TEXT:
··········

Integrated Daily Battle Plan - Day2
2025-12-20 11:09
Tags: [[_Integrated Daily Battle Plan]], [[study]]
C++ STL Patterns & Memory Optimization
1. The “Erase-Remove” Idiom
Concept: Efficiently removing elements from a std::vector without manual loops.
-
std::remove: logically shifts non-deleted elements to the front. Returns iterator to the new logical end. -
vector::erase: physically resizes the container by removing the “garbage” tail.
#include <algorithm>
#include <vector>
void cleanVector(std::vector<int>& nums, int val) {
// Standard Pattern
nums.erase(std::remove(nums.begin(), nums.end(), val), nums.end());
}
2. Safe Erasure in Loops (Iterator Invalidation)
Critical Risk: Calling erase(it) invalidates the current iterator. ++it in the for loop header will cause a crash (Undefined Behavior).
Solution: Use the iterator returned by erase(), which points to the next valid element.
// Correct Pattern for selective erasure
for (auto it = nums.begin(); it != nums.end(); /* no increment here */) {
if (shouldRemove(*it)) {
it = nums.erase(it); // Update 'it' to the next valid element
} else {
++it; // Manual increment
}
}
3. Two-Pointer: Reader-Writer Pattern (In-Place Modification)

··········

APPLY WHAT YOU READ:
1 - Using the C++ STL notes, answer these questions:
(a) What does std::remove return?
(b) What does vector::erase do to the container?
(c) What does the iterator returned by erase() point to?
2 - Rewrite everything in the C++ STL notes from "Critical Risk: Calling" down to "next valid element.", substituting "fault" for "crash".
3 - Pick up the C++ STL notes after their last line and continue writing them.
The material that comes next has no connection to the C++ STL notes.

Dataset excerpts
··········

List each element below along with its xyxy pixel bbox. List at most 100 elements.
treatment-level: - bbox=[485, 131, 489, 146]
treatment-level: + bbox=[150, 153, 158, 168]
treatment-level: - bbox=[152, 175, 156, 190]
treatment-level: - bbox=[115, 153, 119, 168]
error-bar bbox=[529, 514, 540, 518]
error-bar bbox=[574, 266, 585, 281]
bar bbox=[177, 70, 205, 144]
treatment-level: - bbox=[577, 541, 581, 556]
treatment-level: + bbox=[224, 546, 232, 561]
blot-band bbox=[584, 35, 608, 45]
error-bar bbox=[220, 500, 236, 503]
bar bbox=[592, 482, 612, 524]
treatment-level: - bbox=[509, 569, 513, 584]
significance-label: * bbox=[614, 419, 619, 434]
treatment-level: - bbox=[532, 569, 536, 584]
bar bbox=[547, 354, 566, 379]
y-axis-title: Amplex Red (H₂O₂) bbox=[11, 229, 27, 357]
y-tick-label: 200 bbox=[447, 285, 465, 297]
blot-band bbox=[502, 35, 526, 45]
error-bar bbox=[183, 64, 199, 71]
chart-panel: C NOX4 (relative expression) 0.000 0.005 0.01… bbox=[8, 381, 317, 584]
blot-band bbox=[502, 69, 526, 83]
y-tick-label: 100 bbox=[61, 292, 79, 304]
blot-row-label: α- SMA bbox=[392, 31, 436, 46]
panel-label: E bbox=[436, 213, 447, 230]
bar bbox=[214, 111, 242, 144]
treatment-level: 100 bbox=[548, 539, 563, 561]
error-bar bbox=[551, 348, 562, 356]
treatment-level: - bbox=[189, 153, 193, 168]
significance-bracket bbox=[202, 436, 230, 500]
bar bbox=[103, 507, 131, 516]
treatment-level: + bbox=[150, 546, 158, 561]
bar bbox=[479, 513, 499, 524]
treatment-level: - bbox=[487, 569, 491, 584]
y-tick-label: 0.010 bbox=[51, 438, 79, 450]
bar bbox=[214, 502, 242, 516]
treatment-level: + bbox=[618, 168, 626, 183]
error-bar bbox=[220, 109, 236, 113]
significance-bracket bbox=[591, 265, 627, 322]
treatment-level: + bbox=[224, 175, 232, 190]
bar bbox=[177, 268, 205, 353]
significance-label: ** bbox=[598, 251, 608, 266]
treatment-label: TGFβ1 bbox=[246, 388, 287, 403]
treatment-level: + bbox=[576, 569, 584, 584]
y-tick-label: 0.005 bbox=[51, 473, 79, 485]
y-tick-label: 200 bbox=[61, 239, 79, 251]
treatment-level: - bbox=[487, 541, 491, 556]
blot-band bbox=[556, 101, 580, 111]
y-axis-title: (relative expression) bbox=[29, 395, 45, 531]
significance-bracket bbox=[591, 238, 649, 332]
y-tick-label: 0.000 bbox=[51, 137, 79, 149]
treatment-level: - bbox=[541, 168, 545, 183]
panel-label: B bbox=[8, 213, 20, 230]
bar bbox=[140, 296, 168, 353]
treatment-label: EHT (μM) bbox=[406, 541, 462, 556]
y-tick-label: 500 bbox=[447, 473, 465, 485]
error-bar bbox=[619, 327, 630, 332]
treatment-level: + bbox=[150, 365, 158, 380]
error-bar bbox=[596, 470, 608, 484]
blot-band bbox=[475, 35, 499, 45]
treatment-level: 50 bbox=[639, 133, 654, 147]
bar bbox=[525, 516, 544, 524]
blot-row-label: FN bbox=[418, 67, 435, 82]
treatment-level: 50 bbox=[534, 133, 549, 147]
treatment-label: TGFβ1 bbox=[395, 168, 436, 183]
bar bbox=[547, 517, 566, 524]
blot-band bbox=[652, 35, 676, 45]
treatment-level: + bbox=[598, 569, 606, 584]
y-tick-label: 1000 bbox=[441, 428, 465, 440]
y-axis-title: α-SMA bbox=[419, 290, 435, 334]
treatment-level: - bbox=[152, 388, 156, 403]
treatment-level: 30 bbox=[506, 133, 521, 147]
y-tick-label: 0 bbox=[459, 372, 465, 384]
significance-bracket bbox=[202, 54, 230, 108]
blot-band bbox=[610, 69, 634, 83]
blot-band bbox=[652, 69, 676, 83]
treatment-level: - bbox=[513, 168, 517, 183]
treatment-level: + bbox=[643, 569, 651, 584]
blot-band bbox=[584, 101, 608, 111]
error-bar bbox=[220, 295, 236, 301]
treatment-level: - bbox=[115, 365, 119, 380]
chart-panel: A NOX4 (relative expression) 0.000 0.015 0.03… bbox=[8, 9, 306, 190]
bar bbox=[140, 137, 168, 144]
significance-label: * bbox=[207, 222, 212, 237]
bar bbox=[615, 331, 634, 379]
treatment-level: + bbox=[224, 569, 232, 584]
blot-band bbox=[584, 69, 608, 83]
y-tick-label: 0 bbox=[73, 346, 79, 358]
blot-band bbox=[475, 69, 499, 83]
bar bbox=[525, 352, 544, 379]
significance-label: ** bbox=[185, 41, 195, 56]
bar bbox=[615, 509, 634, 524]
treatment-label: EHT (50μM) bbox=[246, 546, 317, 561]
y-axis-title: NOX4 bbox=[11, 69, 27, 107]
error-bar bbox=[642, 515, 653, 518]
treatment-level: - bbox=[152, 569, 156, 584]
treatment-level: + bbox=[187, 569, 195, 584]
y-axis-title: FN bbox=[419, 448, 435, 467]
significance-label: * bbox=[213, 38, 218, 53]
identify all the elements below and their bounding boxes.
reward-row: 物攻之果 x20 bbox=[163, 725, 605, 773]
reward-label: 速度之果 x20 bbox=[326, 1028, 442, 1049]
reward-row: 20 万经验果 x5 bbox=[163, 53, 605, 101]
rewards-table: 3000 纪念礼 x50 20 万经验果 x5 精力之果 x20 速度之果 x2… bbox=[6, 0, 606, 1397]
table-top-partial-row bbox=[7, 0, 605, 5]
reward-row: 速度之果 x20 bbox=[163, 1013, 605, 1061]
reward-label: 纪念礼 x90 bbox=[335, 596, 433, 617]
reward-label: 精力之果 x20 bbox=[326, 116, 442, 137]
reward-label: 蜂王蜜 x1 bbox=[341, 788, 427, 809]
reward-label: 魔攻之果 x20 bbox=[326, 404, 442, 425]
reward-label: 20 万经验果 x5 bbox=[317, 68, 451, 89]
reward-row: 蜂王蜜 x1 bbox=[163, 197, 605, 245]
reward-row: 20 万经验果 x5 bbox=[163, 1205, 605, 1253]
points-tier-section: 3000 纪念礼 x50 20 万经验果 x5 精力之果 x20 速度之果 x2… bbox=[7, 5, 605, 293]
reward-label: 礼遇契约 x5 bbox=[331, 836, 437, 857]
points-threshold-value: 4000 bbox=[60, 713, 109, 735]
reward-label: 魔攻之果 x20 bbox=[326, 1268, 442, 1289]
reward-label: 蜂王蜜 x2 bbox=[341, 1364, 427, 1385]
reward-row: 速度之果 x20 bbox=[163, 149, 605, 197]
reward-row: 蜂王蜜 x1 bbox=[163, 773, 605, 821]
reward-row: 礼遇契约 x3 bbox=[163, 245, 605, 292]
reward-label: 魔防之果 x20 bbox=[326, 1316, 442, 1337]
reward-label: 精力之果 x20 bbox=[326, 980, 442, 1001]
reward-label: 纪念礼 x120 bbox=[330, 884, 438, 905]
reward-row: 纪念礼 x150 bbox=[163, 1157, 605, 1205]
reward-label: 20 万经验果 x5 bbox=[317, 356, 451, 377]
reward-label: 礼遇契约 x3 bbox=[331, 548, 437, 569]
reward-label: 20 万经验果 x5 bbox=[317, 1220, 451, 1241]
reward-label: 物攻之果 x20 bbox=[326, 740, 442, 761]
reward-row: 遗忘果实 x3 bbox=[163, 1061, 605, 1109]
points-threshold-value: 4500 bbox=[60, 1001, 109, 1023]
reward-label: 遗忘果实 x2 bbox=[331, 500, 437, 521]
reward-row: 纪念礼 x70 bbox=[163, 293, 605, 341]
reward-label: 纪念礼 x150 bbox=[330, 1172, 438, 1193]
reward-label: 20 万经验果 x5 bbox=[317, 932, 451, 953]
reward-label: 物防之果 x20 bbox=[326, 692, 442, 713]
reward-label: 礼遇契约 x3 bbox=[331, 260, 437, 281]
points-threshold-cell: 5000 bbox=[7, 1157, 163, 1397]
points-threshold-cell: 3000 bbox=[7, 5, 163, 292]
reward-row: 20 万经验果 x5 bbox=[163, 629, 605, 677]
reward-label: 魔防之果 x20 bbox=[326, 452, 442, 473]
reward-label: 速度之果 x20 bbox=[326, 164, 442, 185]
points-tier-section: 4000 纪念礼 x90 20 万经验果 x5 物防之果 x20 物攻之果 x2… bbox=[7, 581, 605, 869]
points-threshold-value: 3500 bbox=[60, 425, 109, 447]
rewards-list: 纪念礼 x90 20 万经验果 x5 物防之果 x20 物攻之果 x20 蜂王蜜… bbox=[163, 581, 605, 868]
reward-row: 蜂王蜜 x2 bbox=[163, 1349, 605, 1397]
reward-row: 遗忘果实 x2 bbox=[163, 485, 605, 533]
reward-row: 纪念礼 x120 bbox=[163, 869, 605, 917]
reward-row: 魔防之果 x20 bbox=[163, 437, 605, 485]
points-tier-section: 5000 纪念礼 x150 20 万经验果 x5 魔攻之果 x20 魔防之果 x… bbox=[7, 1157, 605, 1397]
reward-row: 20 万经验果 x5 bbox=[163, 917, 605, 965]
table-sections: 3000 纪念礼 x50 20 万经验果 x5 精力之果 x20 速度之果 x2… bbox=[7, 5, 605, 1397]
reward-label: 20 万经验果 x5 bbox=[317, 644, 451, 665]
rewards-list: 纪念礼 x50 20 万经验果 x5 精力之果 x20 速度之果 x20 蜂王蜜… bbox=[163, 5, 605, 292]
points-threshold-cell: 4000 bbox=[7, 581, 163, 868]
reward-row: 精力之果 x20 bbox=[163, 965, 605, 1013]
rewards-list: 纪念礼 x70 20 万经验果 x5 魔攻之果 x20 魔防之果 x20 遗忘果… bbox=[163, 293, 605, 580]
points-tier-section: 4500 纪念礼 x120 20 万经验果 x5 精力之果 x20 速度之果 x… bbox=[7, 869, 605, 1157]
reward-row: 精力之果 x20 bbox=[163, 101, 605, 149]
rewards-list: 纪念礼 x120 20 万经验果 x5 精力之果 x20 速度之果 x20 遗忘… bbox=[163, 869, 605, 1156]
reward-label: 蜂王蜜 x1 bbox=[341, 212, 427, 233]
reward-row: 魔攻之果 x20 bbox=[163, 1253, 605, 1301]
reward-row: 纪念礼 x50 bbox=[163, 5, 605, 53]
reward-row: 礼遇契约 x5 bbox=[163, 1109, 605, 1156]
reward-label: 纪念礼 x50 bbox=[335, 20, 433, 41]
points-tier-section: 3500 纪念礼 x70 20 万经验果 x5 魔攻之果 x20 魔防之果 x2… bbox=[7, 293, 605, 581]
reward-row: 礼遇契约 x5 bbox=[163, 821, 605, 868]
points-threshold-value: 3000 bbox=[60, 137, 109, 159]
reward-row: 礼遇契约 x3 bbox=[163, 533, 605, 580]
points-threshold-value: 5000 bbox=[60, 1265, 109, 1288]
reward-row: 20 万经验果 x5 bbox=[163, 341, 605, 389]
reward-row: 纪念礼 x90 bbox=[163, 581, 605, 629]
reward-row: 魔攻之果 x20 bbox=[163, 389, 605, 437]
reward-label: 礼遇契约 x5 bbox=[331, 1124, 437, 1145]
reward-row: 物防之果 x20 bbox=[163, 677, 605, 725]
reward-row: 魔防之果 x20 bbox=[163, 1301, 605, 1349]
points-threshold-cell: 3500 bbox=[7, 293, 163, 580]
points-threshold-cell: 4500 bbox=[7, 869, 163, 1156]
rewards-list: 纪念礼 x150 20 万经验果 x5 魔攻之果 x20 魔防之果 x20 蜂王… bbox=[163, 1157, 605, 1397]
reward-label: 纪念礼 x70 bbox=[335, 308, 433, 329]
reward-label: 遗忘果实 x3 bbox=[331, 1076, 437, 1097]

··········

ANSWERS FOR EACH ITEM:
1 -
(a) An iterator to the new logical end.
(b) It physically resizes the container by removing the "garbage" tail.
(c) The next valid element.

2 -
Critical Risk: Calling erase(it) invalidates the current iterator. ++it in the for loop header will cause a fault (Undefined Behavior).
Solution: Use the iterator returned by erase(), which points to the next valid element.

3 -
Goal: Modify array in O(N) time and O(1) space.
Mental Model:
-
Writer (
k): Pointer to the end of the “Clean/Valid Zone”. -
Reader (
i): Pointer scanning the “Input/Dirty Zone”.
// Example: Remove 'val' from vector in-place
int removeElement(vector<int>& nums, int val) {
int writer = 0;
for (int reader = 0; reader < nums.size(); ++reader) {
if (nums[reader] != val) {
nums[writer++] = nums[reader]; // Overwrite & Advance
}
}
return writer; // New size
}
4. Sorted Array Deduplication (Generalized “At Most K”)
Problem: Remove duplicates from sorted array, allowing at most k duplicates.
Key Logic: Compare current reader value against the validated value at writer - k.
-
Zone A (0 to writer-1): Validated, immutable truth.
-
Rule: If
nums[reader] != nums[writer - k], it means we haven’t filled our quota ofkidentical items yet.
// Example: Allow at most 2 duplicates (LeetCode 80)
int removeDuplicates(vector<int>& nums) {
if (nums.size() <= 2) return nums.size();
int writer = 2; // First 2 elements are always valid
for (int reader = 2; reader < nums.size(); ++reader) {
// Compare against the "Safe Zone" (writer - 2)
if (nums[reader] != nums[writer - 2]) {
nums[writer++] = nums[reader];
}
}
return writer;
}
5. Architecture Note: High-Frequency Shared Pointers
Topic: Multi-core data sharing (e.g., Robotics Pipeline).
Risk: std::shared_ptr uses atomic instructions for reference counting.
Performance Hit:
-
Cache Coherency Traffic: Multiple cores updating the same ref-count causes cache line invalidation (False Sharing/Bus Storm).
-
Mitigation: In hard real-time loops, prefer passing by
const reference, using object pools (Raw Pointers with manual lifecycle), orstd::unique_ptrwhere ownership is clear.